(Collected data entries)
※ ※ ※

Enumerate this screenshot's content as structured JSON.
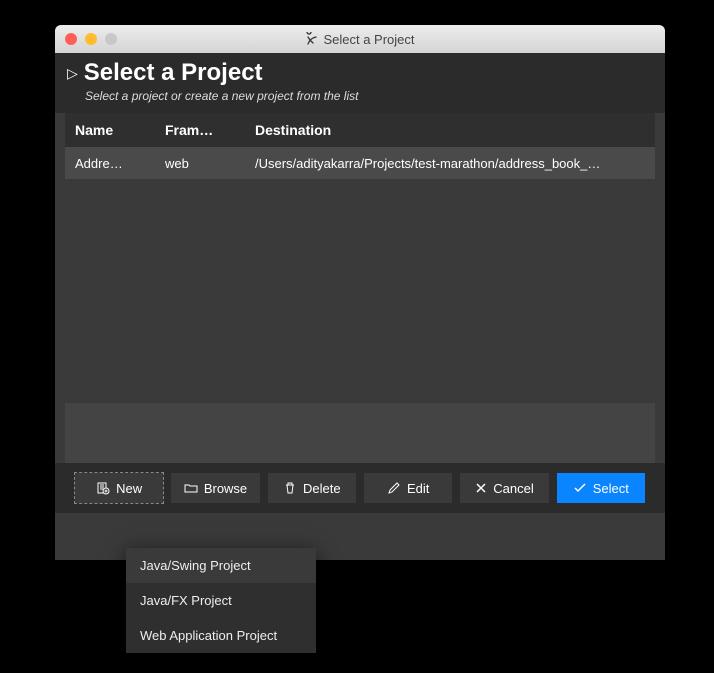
{
  "titlebar": {
    "title": "Select a Project"
  },
  "header": {
    "title": "Select a Project",
    "subtitle": "Select a project or create a new project from the list"
  },
  "columns": {
    "name": "Name",
    "framework": "Fram…",
    "destination": "Destination"
  },
  "rows": [
    {
      "name": "Addre…",
      "framework": "web",
      "destination": "/Users/adityakarra/Projects/test-marathon/address_book_…"
    }
  ],
  "buttons": {
    "new": "New",
    "browse": "Browse",
    "delete": "Delete",
    "edit": "Edit",
    "cancel": "Cancel",
    "select": "Select"
  },
  "menu": {
    "item1": "Java/Swing Project",
    "item2": "Java/FX Project",
    "item3": "Web Application Project"
  }
}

※ ※ ※

- Exercise aim
Using the records above, pull out each line where the word "Java" occurs.

- Exercise answer
    "item1": "Java/Swing Project",
    "item2": "Java/FX Project",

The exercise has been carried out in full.